TASK DESCRIPTION: Read through the data and report every line in which the word "ffffff" occurs.
+++ INFORMATION SUPPLIED
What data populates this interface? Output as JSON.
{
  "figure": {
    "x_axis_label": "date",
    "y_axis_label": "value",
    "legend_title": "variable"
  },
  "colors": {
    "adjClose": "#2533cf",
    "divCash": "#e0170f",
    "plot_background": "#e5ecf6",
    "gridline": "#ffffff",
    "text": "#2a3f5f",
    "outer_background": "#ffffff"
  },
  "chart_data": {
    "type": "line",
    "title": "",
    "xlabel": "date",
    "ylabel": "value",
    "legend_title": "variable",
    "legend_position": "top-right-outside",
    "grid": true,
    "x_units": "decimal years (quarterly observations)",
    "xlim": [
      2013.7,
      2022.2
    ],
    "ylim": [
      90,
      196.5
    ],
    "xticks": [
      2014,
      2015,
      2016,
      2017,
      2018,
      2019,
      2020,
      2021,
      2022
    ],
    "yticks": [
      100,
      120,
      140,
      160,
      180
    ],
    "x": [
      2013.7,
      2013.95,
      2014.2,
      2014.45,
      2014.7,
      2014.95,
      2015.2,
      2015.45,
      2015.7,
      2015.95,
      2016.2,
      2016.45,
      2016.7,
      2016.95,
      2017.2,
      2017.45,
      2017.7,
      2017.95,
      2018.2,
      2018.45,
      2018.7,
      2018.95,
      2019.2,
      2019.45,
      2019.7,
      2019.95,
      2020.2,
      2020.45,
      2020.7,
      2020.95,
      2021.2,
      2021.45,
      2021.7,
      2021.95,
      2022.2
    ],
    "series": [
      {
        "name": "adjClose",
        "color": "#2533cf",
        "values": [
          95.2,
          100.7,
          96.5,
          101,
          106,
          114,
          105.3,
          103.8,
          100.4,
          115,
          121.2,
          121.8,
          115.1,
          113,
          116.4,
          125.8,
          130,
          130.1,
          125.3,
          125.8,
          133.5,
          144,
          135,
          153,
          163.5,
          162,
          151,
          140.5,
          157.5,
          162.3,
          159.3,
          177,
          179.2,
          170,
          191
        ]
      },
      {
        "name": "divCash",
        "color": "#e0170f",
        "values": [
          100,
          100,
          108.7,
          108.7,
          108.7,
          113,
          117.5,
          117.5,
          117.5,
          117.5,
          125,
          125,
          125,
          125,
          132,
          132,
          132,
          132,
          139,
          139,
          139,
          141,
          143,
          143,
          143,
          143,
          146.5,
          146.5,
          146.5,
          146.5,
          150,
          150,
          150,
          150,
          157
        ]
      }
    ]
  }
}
++++++
RESULT:
    "gridline": "#ffffff",
    "outer_background": "#ffffff"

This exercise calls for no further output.